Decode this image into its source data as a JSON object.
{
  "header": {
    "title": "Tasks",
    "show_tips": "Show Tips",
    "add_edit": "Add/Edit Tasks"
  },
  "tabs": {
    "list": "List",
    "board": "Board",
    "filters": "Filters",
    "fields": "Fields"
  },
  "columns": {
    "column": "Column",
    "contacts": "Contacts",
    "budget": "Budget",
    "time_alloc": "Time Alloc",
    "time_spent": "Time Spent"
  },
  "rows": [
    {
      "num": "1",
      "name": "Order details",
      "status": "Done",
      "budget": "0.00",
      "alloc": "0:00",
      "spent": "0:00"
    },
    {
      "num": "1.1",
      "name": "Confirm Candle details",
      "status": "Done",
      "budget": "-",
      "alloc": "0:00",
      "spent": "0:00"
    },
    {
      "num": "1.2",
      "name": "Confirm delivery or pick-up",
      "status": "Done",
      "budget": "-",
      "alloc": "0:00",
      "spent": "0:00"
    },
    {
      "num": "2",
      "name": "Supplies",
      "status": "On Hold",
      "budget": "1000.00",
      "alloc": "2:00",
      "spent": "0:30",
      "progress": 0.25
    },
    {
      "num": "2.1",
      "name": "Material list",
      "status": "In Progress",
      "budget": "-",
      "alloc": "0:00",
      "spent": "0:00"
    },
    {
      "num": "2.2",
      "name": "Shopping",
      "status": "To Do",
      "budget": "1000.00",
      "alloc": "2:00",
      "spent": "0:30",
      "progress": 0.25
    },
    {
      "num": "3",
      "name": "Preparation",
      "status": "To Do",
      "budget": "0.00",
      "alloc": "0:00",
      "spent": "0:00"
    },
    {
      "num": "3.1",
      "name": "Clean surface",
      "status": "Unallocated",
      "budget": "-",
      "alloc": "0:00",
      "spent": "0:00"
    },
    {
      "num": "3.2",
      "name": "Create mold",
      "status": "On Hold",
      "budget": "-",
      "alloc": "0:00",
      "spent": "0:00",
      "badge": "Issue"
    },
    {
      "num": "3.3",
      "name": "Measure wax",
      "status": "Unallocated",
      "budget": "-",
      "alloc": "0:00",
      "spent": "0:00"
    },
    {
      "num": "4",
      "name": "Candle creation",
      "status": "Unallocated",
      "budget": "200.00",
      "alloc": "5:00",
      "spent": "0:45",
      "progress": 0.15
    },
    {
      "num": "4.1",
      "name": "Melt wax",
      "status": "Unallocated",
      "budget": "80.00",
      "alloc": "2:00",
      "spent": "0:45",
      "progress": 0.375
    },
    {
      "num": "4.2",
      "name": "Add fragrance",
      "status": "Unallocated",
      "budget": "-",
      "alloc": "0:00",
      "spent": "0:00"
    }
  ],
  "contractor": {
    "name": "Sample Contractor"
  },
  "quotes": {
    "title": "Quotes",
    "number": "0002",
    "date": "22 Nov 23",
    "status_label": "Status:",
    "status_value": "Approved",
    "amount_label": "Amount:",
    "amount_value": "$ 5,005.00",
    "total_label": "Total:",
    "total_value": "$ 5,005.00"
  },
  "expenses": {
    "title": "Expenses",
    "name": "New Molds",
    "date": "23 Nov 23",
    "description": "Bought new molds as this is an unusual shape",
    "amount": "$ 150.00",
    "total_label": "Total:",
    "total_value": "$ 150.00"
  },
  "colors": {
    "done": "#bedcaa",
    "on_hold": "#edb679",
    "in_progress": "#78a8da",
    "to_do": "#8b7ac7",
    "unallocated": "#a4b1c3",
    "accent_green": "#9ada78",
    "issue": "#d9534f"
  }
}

-.-.-

● REQUIREMENT
Every line containing the string "Confirm" must be listed.

● FINISHED EXERCISE
      "name": "Confirm Candle details",
      "name": "Confirm delivery or pick-up",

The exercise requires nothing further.